▶ _YOUR INSTRUCTIONS_
Repeat every entry in the listing below, exactly.

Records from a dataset
▼▼▼
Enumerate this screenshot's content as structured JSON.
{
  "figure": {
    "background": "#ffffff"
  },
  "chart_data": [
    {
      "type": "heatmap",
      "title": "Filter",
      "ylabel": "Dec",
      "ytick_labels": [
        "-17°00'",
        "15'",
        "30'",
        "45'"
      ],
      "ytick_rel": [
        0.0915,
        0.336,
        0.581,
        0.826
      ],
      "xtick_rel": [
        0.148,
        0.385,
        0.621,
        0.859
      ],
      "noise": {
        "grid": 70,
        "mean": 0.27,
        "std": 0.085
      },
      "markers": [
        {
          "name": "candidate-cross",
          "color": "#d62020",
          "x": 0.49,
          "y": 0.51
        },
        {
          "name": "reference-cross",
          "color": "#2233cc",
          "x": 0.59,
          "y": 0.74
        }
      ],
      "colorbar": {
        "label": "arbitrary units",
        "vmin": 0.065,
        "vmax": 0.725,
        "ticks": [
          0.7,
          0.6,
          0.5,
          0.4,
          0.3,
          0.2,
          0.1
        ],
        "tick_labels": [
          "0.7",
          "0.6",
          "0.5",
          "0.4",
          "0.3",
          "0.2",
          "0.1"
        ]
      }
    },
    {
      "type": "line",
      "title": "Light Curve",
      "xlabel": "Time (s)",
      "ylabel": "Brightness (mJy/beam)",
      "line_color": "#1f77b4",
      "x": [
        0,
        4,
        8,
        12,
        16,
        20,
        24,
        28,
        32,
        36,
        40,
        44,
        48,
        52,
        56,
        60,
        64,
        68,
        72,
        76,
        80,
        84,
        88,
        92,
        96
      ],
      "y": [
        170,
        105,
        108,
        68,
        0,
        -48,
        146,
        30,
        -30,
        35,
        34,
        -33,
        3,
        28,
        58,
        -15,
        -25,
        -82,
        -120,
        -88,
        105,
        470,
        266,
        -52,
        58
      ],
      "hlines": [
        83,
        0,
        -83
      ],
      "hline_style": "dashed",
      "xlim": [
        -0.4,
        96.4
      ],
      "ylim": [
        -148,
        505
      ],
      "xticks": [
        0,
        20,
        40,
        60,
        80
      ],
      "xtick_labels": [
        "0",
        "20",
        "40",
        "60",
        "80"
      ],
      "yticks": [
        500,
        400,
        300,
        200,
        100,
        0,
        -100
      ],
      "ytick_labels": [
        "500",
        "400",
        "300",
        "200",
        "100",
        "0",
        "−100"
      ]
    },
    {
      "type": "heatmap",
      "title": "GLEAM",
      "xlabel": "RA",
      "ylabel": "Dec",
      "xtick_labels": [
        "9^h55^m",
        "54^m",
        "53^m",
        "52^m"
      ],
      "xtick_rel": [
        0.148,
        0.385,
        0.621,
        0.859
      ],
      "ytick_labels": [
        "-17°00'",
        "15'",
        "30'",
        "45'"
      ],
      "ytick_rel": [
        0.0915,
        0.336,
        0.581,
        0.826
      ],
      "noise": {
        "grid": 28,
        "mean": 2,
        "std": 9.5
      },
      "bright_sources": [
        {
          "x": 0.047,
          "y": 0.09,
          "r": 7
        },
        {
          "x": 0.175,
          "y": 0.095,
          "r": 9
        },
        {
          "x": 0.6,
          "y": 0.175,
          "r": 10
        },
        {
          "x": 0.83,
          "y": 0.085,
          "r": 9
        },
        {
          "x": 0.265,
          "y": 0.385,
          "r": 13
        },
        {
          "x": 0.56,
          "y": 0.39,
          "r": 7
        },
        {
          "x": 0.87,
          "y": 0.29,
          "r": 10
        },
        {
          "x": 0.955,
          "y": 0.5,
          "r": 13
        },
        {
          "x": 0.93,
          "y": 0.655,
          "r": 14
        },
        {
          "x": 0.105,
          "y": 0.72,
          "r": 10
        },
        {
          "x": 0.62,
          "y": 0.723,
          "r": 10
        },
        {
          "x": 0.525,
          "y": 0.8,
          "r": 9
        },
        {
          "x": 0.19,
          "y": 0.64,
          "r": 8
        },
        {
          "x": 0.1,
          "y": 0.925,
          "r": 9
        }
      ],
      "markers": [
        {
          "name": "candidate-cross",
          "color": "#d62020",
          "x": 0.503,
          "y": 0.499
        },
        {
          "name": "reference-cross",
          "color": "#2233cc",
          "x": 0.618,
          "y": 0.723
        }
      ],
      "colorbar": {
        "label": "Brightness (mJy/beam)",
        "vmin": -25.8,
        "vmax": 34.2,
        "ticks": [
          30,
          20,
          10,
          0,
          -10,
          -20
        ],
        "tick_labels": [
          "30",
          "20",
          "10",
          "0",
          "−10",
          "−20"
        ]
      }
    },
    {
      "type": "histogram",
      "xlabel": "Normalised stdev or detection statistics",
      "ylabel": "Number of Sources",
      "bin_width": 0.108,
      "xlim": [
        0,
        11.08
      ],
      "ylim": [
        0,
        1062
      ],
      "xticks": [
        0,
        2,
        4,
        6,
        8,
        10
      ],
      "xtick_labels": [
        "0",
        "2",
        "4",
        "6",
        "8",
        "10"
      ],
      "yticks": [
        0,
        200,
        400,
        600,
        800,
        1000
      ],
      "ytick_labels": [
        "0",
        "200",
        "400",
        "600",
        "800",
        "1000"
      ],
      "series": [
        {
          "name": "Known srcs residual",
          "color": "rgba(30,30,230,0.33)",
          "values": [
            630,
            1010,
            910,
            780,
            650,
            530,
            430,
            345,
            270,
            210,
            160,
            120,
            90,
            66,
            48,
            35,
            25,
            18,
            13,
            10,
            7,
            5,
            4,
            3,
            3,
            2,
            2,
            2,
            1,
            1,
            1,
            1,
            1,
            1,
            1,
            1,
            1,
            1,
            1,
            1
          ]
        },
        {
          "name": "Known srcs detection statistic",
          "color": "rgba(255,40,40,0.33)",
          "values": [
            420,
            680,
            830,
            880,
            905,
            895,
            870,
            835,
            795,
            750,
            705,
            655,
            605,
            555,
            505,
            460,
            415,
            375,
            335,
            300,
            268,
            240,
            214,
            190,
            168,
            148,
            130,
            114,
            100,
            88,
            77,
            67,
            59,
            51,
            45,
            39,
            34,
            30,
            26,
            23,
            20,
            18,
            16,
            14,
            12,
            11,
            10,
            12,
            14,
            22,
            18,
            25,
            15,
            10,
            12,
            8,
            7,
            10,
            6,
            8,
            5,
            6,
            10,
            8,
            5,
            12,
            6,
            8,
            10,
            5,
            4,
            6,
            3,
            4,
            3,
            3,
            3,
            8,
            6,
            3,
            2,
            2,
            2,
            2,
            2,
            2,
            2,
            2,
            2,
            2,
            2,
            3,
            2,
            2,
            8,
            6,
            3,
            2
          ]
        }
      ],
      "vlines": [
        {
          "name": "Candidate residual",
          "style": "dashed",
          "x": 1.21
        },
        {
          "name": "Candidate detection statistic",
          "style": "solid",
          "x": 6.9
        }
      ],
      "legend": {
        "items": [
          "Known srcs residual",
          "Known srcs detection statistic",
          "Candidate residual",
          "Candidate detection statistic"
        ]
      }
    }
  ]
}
▲▲▲
▶ _EXPECTED OUTPUT_
Enumerate this screenshot's content as structured JSON.
{
  "figure": {
    "background": "#ffffff"
  },
  "chart_data": [
    {
      "type": "heatmap",
      "title": "Filter",
      "ylabel": "Dec",
      "ytick_labels": [
        "-17°00'",
        "15'",
        "30'",
        "45'"
      ],
      "ytick_rel": [
        0.0915,
        0.336,
        0.581,
        0.826
      ],
      "xtick_rel": [
        0.148,
        0.385,
        0.621,
        0.859
      ],
      "noise": {
        "grid": 70,
        "mean": 0.27,
        "std": 0.085
      },
      "markers": [
        {
          "name": "candidate-cross",
          "color": "#d62020",
          "x": 0.49,
          "y": 0.51
        },
        {
          "name": "reference-cross",
          "color": "#2233cc",
          "x": 0.59,
          "y": 0.74
        }
      ],
      "colorbar": {
        "label": "arbitrary units",
        "vmin": 0.065,
        "vmax": 0.725,
        "ticks": [
          0.7,
          0.6,
          0.5,
          0.4,
          0.3,
          0.2,
          0.1
        ],
        "tick_labels": [
          "0.7",
          "0.6",
          "0.5",
          "0.4",
          "0.3",
          "0.2",
          "0.1"
        ]
      }
    },
    {
      "type": "line",
      "title": "Light Curve",
      "xlabel": "Time (s)",
      "ylabel": "Brightness (mJy/beam)",
      "line_color": "#1f77b4",
      "x": [
        0,
        4,
        8,
        12,
        16,
        20,
        24,
        28,
        32,
        36,
        40,
        44,
        48,
        52,
        56,
        60,
        64,
        68,
        72,
        76,
        80,
        84,
        88,
        92,
        96
      ],
      "y": [
        170,
        105,
        108,
        68,
        0,
        -48,
        146,
        30,
        -30,
        35,
        34,
        -33,
        3,
        28,
        58,
        -15,
        -25,
        -82,
        -120,
        -88,
        105,
        470,
        266,
        -52,
        58
      ],
      "hlines": [
        83,
        0,
        -83
      ],
      "hline_style": "dashed",
      "xlim": [
        -0.4,
        96.4
      ],
      "ylim": [
        -148,
        505
      ],
      "xticks": [
        0,
        20,
        40,
        60,
        80
      ],
      "xtick_labels": [
        "0",
        "20",
        "40",
        "60",
        "80"
      ],
      "yticks": [
        500,
        400,
        300,
        200,
        100,
        0,
        -100
      ],
      "ytick_labels": [
        "500",
        "400",
        "300",
        "200",
        "100",
        "0",
        "−100"
      ]
    },
    {
      "type": "heatmap",
      "title": "GLEAM",
      "xlabel": "RA",
      "ylabel": "Dec",
      "xtick_labels": [
        "9^h55^m",
        "54^m",
        "53^m",
        "52^m"
      ],
      "xtick_rel": [
        0.148,
        0.385,
        0.621,
        0.859
      ],
      "ytick_labels": [
        "-17°00'",
        "15'",
        "30'",
        "45'"
      ],
      "ytick_rel": [
        0.0915,
        0.336,
        0.581,
        0.826
      ],
      "noise": {
        "grid": 28,
        "mean": 2,
        "std": 9.5
      },
      "bright_sources": [
        {
          "x": 0.047,
          "y": 0.09,
          "r": 7
        },
        {
          "x": 0.175,
          "y": 0.095,
          "r": 9
        },
        {
          "x": 0.6,
          "y": 0.175,
          "r": 10
        },
        {
          "x": 0.83,
          "y": 0.085,
          "r": 9
        },
        {
          "x": 0.265,
          "y": 0.385,
          "r": 13
        },
        {
          "x": 0.56,
          "y": 0.39,
          "r": 7
        },
        {
          "x": 0.87,
          "y": 0.29,
          "r": 10
        },
        {
          "x": 0.955,
          "y": 0.5,
          "r": 13
        },
        {
          "x": 0.93,
          "y": 0.655,
          "r": 14
        },
        {
          "x": 0.105,
          "y": 0.72,
          "r": 10
        },
        {
          "x": 0.62,
          "y": 0.723,
          "r": 10
        },
        {
          "x": 0.525,
          "y": 0.8,
          "r": 9
        },
        {
          "x": 0.19,
          "y": 0.64,
          "r": 8
        },
        {
          "x": 0.1,
          "y": 0.925,
          "r": 9
        }
      ],
      "markers": [
        {
          "name": "candidate-cross",
          "color": "#d62020",
          "x": 0.503,
          "y": 0.499
        },
        {
          "name": "reference-cross",
          "color": "#2233cc",
          "x": 0.618,
          "y": 0.723
        }
      ],
      "colorbar": {
        "label": "Brightness (mJy/beam)",
        "vmin": -25.8,
        "vmax": 34.2,
        "ticks": [
          30,
          20,
          10,
          0,
          -10,
          -20
        ],
        "tick_labels": [
          "30",
          "20",
          "10",
          "0",
          "−10",
          "−20"
        ]
      }
    },
    {
      "type": "histogram",
      "xlabel": "Normalised stdev or detection statistics",
      "ylabel": "Number of Sources",
      "bin_width": 0.108,
      "xlim": [
        0,
        11.08
      ],
      "ylim": [
        0,
        1062
      ],
      "xticks": [
        0,
        2,
        4,
        6,
        8,
        10
      ],
      "xtick_labels": [
        "0",
        "2",
        "4",
        "6",
        "8",
        "10"
      ],
      "yticks": [
        0,
        200,
        400,
        600,
        800,
        1000
      ],
      "ytick_labels": [
        "0",
        "200",
        "400",
        "600",
        "800",
        "1000"
      ],
      "series": [
        {
          "name": "Known srcs residual",
          "color": "rgba(30,30,230,0.33)",
          "values": [
            630,
            1010,
            910,
            780,
            650,
            530,
            430,
            345,
            270,
            210,
            160,
            120,
            90,
            66,
            48,
            35,
            25,
            18,
            13,
            10,
            7,
            5,
            4,
            3,
            3,
            2,
            2,
            2,
            1,
            1,
            1,
            1,
            1,
            1,
            1,
            1,
            1,
            1,
            1,
            1
          ]
        },
        {
          "name": "Known srcs detection statistic",
          "color": "rgba(255,40,40,0.33)",
          "values": [
            420,
            680,
            830,
            880,
            905,
            895,
            870,
            835,
            795,
            750,
            705,
            655,
            605,
            555,
            505,
            460,
            415,
            375,
            335,
            300,
            268,
            240,
            214,
            190,
            168,
            148,
            130,
            114,
            100,
            88,
            77,
            67,
            59,
            51,
            45,
            39,
            34,
            30,
            26,
            23,
            20,
            18,
            16,
            14,
            12,
            11,
            10,
            12,
            14,
            22,
            18,
            25,
            15,
            10,
            12,
            8,
            7,
            10,
            6,
            8,
            5,
            6,
            10,
            8,
            5,
            12,
            6,
            8,
            10,
            5,
            4,
            6,
            3,
            4,
            3,
            3,
            3,
            8,
            6,
            3,
            2,
            2,
            2,
            2,
            2,
            2,
            2,
            2,
            2,
            2,
            2,
            3,
            2,
            2,
            8,
            6,
            3,
            2
          ]
        }
      ],
      "vlines": [
        {
          "name": "Candidate residual",
          "style": "dashed",
          "x": 1.21
        },
        {
          "name": "Candidate detection statistic",
          "style": "solid",
          "x": 6.9
        }
      ],
      "legend": {
        "items": [
          "Known srcs residual",
          "Known srcs detection statistic",
          "Candidate residual",
          "Candidate detection statistic"
        ]
      }
    }
  ]
}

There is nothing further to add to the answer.